# START OF Data shown

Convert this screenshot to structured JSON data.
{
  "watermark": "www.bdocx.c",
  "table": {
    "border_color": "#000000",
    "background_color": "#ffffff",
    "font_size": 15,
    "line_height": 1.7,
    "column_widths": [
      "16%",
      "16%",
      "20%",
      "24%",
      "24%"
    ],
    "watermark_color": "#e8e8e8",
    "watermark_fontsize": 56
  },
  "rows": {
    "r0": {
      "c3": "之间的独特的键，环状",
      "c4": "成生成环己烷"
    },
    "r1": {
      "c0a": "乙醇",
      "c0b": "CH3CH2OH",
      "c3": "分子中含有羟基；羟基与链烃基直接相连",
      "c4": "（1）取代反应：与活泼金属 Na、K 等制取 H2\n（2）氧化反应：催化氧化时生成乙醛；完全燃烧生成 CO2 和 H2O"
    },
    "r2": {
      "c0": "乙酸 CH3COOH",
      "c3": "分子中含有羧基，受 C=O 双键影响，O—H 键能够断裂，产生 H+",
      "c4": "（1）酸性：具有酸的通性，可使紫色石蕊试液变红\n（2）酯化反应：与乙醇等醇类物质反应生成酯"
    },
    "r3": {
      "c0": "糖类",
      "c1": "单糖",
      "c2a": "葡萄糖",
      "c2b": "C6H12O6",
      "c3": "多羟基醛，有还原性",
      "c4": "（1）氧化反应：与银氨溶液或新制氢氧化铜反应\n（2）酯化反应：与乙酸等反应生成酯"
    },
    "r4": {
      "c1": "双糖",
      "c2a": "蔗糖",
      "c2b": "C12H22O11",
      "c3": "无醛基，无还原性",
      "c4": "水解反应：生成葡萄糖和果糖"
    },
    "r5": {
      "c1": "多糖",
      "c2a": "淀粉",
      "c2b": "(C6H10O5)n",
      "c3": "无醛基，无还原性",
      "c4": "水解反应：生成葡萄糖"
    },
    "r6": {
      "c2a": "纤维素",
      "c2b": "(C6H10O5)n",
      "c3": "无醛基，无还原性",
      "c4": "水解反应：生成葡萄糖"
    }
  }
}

# END OF Data shown

Task details
Reproduce the data in full, exactly as presented.

Written response
Convert this screenshot to structured JSON data.
{
  "watermark": "www.bdocx.c",
  "table": {
    "border_color": "#000000",
    "background_color": "#ffffff",
    "font_size": 15,
    "line_height": 1.7,
    "column_widths": [
      "16%",
      "16%",
      "20%",
      "24%",
      "24%"
    ],
    "watermark_color": "#e8e8e8",
    "watermark_fontsize": 56
  },
  "rows": {
    "r0": {
      "c3": "之间的独特的键，环状",
      "c4": "成生成环己烷"
    },
    "r1": {
      "c0a": "乙醇",
      "c0b": "CH3CH2OH",
      "c3": "分子中含有羟基；羟基与链烃基直接相连",
      "c4": "（1）取代反应：与活泼金属 Na、K 等制取 H2\n（2）氧化反应：催化氧化时生成乙醛；完全燃烧生成 CO2 和 H2O"
    },
    "r2": {
      "c0": "乙酸 CH3COOH",
      "c3": "分子中含有羧基，受 C=O 双键影响，O—H 键能够断裂，产生 H+",
      "c4": "（1）酸性：具有酸的通性，可使紫色石蕊试液变红\n（2）酯化反应：与乙醇等醇类物质反应生成酯"
    },
    "r3": {
      "c0": "糖类",
      "c1": "单糖",
      "c2a": "葡萄糖",
      "c2b": "C6H12O6",
      "c3": "多羟基醛，有还原性",
      "c4": "（1）氧化反应：与银氨溶液或新制氢氧化铜反应\n（2）酯化反应：与乙酸等反应生成酯"
    },
    "r4": {
      "c1": "双糖",
      "c2a": "蔗糖",
      "c2b": "C12H22O11",
      "c3": "无醛基，无还原性",
      "c4": "水解反应：生成葡萄糖和果糖"
    },
    "r5": {
      "c1": "多糖",
      "c2a": "淀粉",
      "c2b": "(C6H10O5)n",
      "c3": "无醛基，无还原性",
      "c4": "水解反应：生成葡萄糖"
    },
    "r6": {
      "c2a": "纤维素",
      "c2b": "(C6H10O5)n",
      "c3": "无醛基，无还原性",
      "c4": "水解反应：生成葡萄糖"
    }
  }
}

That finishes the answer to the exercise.